Write out the records word for word, with no pictures.

[Dataset start]

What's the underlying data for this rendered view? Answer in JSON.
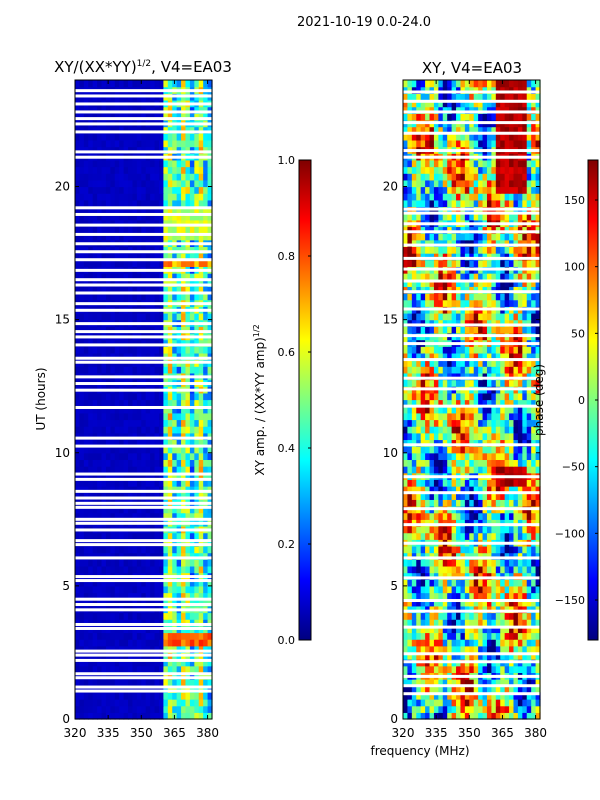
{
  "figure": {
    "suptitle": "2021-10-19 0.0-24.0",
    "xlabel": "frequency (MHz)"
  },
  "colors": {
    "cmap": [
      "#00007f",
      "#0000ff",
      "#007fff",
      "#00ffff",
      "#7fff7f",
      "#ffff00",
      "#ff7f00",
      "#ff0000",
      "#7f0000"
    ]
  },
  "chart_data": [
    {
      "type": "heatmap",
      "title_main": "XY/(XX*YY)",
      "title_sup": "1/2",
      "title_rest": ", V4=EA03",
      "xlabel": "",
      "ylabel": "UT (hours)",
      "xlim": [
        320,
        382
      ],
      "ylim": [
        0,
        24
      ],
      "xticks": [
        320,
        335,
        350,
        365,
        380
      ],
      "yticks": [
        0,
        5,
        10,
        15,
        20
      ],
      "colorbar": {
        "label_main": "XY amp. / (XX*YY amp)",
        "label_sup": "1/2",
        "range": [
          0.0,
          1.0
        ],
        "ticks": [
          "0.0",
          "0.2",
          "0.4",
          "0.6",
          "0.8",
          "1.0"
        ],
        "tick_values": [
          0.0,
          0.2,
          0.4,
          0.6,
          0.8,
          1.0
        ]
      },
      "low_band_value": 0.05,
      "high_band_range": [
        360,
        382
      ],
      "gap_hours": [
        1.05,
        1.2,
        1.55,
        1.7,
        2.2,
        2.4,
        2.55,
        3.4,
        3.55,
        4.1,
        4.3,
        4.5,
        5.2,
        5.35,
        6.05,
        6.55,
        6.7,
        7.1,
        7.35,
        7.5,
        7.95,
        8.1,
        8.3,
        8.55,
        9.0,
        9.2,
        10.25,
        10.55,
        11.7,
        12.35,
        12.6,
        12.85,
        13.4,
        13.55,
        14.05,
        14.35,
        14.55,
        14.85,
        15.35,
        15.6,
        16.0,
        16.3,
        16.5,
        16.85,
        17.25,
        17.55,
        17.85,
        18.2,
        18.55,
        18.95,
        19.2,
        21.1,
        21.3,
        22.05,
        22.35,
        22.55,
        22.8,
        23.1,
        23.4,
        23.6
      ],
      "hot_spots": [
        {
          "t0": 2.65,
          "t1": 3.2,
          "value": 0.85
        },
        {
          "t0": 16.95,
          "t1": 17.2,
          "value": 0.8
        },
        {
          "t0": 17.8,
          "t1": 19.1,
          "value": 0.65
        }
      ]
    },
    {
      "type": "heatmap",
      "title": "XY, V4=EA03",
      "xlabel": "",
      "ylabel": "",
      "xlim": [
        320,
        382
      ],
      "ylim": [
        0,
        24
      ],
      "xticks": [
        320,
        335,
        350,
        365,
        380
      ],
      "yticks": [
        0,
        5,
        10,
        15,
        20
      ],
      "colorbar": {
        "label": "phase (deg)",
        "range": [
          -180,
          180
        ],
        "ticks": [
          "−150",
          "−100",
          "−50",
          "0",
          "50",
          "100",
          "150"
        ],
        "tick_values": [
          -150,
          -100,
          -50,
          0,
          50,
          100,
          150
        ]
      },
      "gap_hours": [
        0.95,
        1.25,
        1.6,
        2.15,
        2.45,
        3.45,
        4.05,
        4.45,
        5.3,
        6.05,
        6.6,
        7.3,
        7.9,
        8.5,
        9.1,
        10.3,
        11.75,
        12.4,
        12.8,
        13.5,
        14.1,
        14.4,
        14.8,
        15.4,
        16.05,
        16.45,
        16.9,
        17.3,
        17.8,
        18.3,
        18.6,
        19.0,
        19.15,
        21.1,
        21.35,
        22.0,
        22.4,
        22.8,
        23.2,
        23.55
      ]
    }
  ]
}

[Dataset end]

- The completed task:
What's the underlying data for this rendered view? Answer in JSON.
{
  "figure": {
    "suptitle": "2021-10-19 0.0-24.0",
    "xlabel": "frequency (MHz)"
  },
  "colors": {
    "cmap": [
      "#00007f",
      "#0000ff",
      "#007fff",
      "#00ffff",
      "#7fff7f",
      "#ffff00",
      "#ff7f00",
      "#ff0000",
      "#7f0000"
    ]
  },
  "chart_data": [
    {
      "type": "heatmap",
      "title_main": "XY/(XX*YY)",
      "title_sup": "1/2",
      "title_rest": ", V4=EA03",
      "xlabel": "",
      "ylabel": "UT (hours)",
      "xlim": [
        320,
        382
      ],
      "ylim": [
        0,
        24
      ],
      "xticks": [
        320,
        335,
        350,
        365,
        380
      ],
      "yticks": [
        0,
        5,
        10,
        15,
        20
      ],
      "colorbar": {
        "label_main": "XY amp. / (XX*YY amp)",
        "label_sup": "1/2",
        "range": [
          0.0,
          1.0
        ],
        "ticks": [
          "0.0",
          "0.2",
          "0.4",
          "0.6",
          "0.8",
          "1.0"
        ],
        "tick_values": [
          0.0,
          0.2,
          0.4,
          0.6,
          0.8,
          1.0
        ]
      },
      "low_band_value": 0.05,
      "high_band_range": [
        360,
        382
      ],
      "gap_hours": [
        1.05,
        1.2,
        1.55,
        1.7,
        2.2,
        2.4,
        2.55,
        3.4,
        3.55,
        4.1,
        4.3,
        4.5,
        5.2,
        5.35,
        6.05,
        6.55,
        6.7,
        7.1,
        7.35,
        7.5,
        7.95,
        8.1,
        8.3,
        8.55,
        9.0,
        9.2,
        10.25,
        10.55,
        11.7,
        12.35,
        12.6,
        12.85,
        13.4,
        13.55,
        14.05,
        14.35,
        14.55,
        14.85,
        15.35,
        15.6,
        16.0,
        16.3,
        16.5,
        16.85,
        17.25,
        17.55,
        17.85,
        18.2,
        18.55,
        18.95,
        19.2,
        21.1,
        21.3,
        22.05,
        22.35,
        22.55,
        22.8,
        23.1,
        23.4,
        23.6
      ],
      "hot_spots": [
        {
          "t0": 2.65,
          "t1": 3.2,
          "value": 0.85
        },
        {
          "t0": 16.95,
          "t1": 17.2,
          "value": 0.8
        },
        {
          "t0": 17.8,
          "t1": 19.1,
          "value": 0.65
        }
      ]
    },
    {
      "type": "heatmap",
      "title": "XY, V4=EA03",
      "xlabel": "",
      "ylabel": "",
      "xlim": [
        320,
        382
      ],
      "ylim": [
        0,
        24
      ],
      "xticks": [
        320,
        335,
        350,
        365,
        380
      ],
      "yticks": [
        0,
        5,
        10,
        15,
        20
      ],
      "colorbar": {
        "label": "phase (deg)",
        "range": [
          -180,
          180
        ],
        "ticks": [
          "−150",
          "−100",
          "−50",
          "0",
          "50",
          "100",
          "150"
        ],
        "tick_values": [
          -150,
          -100,
          -50,
          0,
          50,
          100,
          150
        ]
      },
      "gap_hours": [
        0.95,
        1.25,
        1.6,
        2.15,
        2.45,
        3.45,
        4.05,
        4.45,
        5.3,
        6.05,
        6.6,
        7.3,
        7.9,
        8.5,
        9.1,
        10.3,
        11.75,
        12.4,
        12.8,
        13.5,
        14.1,
        14.4,
        14.8,
        15.4,
        16.05,
        16.45,
        16.9,
        17.3,
        17.8,
        18.3,
        18.6,
        19.0,
        19.15,
        21.1,
        21.35,
        22.0,
        22.4,
        22.8,
        23.2,
        23.55
      ]
    }
  ]
}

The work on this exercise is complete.